■ WHAT YOU ARE ASKED TO DO ■
Using the data below, determine the number of lines that include the string "Lorenz". Write only that number.

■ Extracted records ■
[start]

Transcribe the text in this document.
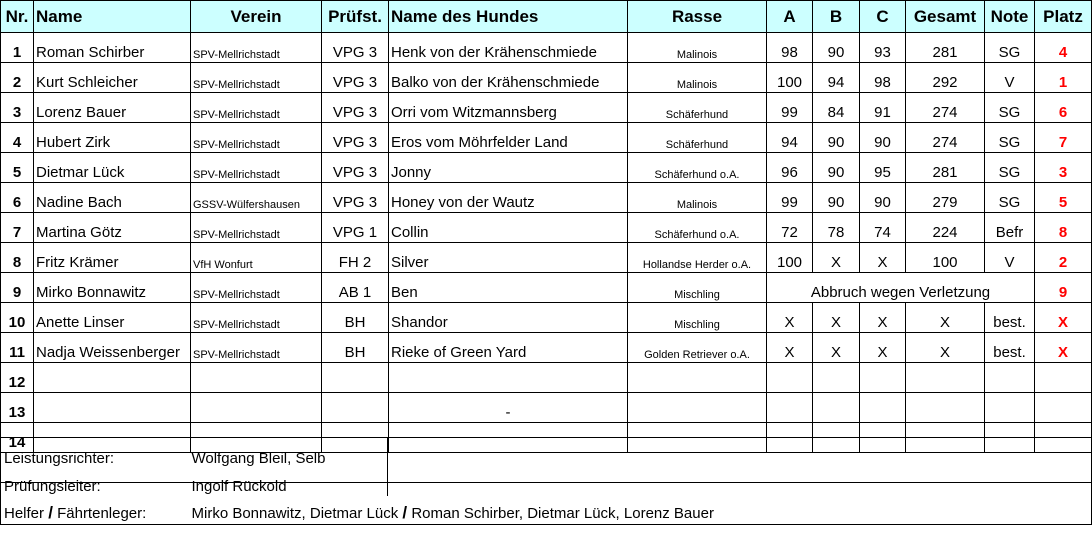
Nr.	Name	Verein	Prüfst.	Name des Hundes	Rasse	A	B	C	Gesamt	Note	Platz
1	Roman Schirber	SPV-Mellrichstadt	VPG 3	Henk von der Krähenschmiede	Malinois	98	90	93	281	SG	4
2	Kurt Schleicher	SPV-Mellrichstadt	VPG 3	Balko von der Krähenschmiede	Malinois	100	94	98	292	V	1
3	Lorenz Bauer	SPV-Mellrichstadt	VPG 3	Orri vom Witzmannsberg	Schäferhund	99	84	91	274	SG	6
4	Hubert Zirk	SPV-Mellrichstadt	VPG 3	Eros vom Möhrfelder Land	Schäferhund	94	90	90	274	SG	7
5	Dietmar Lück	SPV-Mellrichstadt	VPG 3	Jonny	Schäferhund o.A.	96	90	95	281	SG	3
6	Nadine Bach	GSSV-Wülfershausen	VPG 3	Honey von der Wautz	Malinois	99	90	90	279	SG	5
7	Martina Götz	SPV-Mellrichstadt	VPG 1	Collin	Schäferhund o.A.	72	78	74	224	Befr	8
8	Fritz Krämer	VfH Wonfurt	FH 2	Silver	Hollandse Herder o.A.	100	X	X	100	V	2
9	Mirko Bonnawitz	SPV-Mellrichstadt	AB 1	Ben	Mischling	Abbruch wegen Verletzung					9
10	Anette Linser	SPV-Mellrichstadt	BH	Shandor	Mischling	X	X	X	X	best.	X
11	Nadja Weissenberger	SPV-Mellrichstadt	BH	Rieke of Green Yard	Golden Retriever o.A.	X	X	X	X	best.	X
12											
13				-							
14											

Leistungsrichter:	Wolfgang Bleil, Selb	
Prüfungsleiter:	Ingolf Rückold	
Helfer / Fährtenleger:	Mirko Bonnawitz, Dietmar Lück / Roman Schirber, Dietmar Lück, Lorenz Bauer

[end]

■ SOLVED EXERCISE ■
2